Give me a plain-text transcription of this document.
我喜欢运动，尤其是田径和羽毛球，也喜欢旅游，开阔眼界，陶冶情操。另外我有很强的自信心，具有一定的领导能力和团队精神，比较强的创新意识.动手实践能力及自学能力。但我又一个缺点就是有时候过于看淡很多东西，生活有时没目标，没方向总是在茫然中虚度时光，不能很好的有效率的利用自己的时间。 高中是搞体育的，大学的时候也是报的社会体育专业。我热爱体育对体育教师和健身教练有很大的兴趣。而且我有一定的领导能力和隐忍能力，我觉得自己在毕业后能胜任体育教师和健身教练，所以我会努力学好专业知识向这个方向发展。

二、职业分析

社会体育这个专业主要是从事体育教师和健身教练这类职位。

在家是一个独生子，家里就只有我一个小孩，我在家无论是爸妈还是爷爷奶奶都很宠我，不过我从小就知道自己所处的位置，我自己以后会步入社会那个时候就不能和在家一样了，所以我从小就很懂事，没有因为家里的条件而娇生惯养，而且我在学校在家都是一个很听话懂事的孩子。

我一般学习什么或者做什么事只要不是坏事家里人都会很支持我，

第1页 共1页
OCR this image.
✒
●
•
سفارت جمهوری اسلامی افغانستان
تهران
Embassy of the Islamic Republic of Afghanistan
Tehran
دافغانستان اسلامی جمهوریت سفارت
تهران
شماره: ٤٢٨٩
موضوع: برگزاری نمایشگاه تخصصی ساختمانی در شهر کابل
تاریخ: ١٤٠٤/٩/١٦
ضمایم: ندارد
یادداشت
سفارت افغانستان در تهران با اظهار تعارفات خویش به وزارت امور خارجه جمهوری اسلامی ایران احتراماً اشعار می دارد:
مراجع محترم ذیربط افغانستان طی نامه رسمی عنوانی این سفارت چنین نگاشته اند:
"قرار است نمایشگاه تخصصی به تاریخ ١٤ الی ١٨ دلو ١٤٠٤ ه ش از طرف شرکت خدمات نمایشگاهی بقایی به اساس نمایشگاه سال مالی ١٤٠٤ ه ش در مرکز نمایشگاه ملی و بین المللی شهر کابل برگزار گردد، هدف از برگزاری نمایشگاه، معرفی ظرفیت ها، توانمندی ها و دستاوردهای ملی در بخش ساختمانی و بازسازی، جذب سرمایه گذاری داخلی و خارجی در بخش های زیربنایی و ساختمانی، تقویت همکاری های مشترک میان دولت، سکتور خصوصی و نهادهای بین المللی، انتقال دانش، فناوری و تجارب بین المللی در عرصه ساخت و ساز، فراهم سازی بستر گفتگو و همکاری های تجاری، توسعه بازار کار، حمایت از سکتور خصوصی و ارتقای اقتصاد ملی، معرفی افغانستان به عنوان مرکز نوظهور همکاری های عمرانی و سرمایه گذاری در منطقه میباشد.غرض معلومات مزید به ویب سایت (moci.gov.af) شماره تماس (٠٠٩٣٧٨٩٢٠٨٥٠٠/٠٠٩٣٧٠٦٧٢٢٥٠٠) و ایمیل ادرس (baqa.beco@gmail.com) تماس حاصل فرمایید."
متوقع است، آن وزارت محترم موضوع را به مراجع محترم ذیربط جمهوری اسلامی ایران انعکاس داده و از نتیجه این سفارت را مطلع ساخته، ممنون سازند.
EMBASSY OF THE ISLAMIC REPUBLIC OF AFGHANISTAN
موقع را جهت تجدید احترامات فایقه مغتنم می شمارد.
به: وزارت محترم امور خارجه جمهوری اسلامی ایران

### SHORT TASK
Above are some records; repeat all of them exactly.

### THE OUTPUT
Give me a plain-text transcription of this document.
我喜欢运动，尤其是田径和羽毛球，也喜欢旅游，开阔眼界，陶冶情操。另外我有很强的自信心，具有一定的领导能力和团队精神，比较强的创新意识.动手实践能力及自学能力。但我又一个缺点就是有时候过于看淡很多东西，生活有时没目标，没方向总是在茫然中虚度时光，不能很好的有效率的利用自己的时间。 高中是搞体育的，大学的时候也是报的社会体育专业。我热爱体育对体育教师和健身教练有很大的兴趣。而且我有一定的领导能力和隐忍能力，我觉得自己在毕业后能胜任体育教师和健身教练，所以我会努力学好专业知识向这个方向发展。

二、职业分析

社会体育这个专业主要是从事体育教师和健身教练这类职位。

在家是一个独生子，家里就只有我一个小孩，我在家无论是爸妈还是爷爷奶奶都很宠我，不过我从小就知道自己所处的位置，我自己以后会步入社会那个时候就不能和在家一样了，所以我从小就很懂事，没有因为家里的条件而娇生惯养，而且我在学校在家都是一个很听话懂事的孩子。

我一般学习什么或者做什么事只要不是坏事家里人都会很支持我，

第1页 共1页
OCR this image.
✒
●
•
سفارت جمهوری اسلامی افغانستان
تهران
Embassy of the Islamic Republic of Afghanistan
Tehran
دافغانستان اسلامی جمهوریت سفارت
تهران
شماره: ٤٢٨٩
موضوع: برگزاری نمایشگاه تخصصی ساختمانی در شهر کابل
تاریخ: ١٤٠٤/٩/١٦
ضمایم: ندارد
یادداشت
سفارت افغانستان در تهران با اظهار تعارفات خویش به وزارت امور خارجه جمهوری اسلامی ایران احتراماً اشعار می دارد:
مراجع محترم ذیربط افغانستان طی نامه رسمی عنوانی این سفارت چنین نگاشته اند:
"قرار است نمایشگاه تخصصی به تاریخ ١٤ الی ١٨ دلو ١٤٠٤ ه ش از طرف شرکت خدمات نمایشگاهی بقایی به اساس نمایشگاه سال مالی ١٤٠٤ ه ش در مرکز نمایشگاه ملی و بین المللی شهر کابل برگزار گردد، هدف از برگزاری نمایشگاه، معرفی ظرفیت ها، توانمندی ها و دستاوردهای ملی در بخش ساختمانی و بازسازی، جذب سرمایه گذاری داخلی و خارجی در بخش های زیربنایی و ساختمانی، تقویت همکاری های مشترک میان دولت، سکتور خصوصی و نهادهای بین المللی، انتقال دانش، فناوری و تجارب بین المللی در عرصه ساخت و ساز، فراهم سازی بستر گفتگو و همکاری های تجاری، توسعه بازار کار، حمایت از سکتور خصوصی و ارتقای اقتصاد ملی، معرفی افغانستان به عنوان مرکز نوظهور همکاری های عمرانی و سرمایه گذاری در منطقه میباشد.غرض معلومات مزید به ویب سایت (moci.gov.af) شماره تماس (٠٠٩٣٧٨٩٢٠٨٥٠٠/٠٠٩٣٧٠٦٧٢٢٥٠٠) و ایمیل ادرس (baqa.beco@gmail.com) تماس حاصل فرمایید."
متوقع است، آن وزارت محترم موضوع را به مراجع محترم ذیربط جمهوری اسلامی ایران انعکاس داده و از نتیجه این سفارت را مطلع ساخته، ممنون سازند.
EMBASSY OF THE ISLAMIC REPUBLIC OF AFGHANISTAN
موقع را جهت تجدید احترامات فایقه مغتنم می شمارد.
به: وزارت محترم امور خارجه جمهوری اسلامی ایران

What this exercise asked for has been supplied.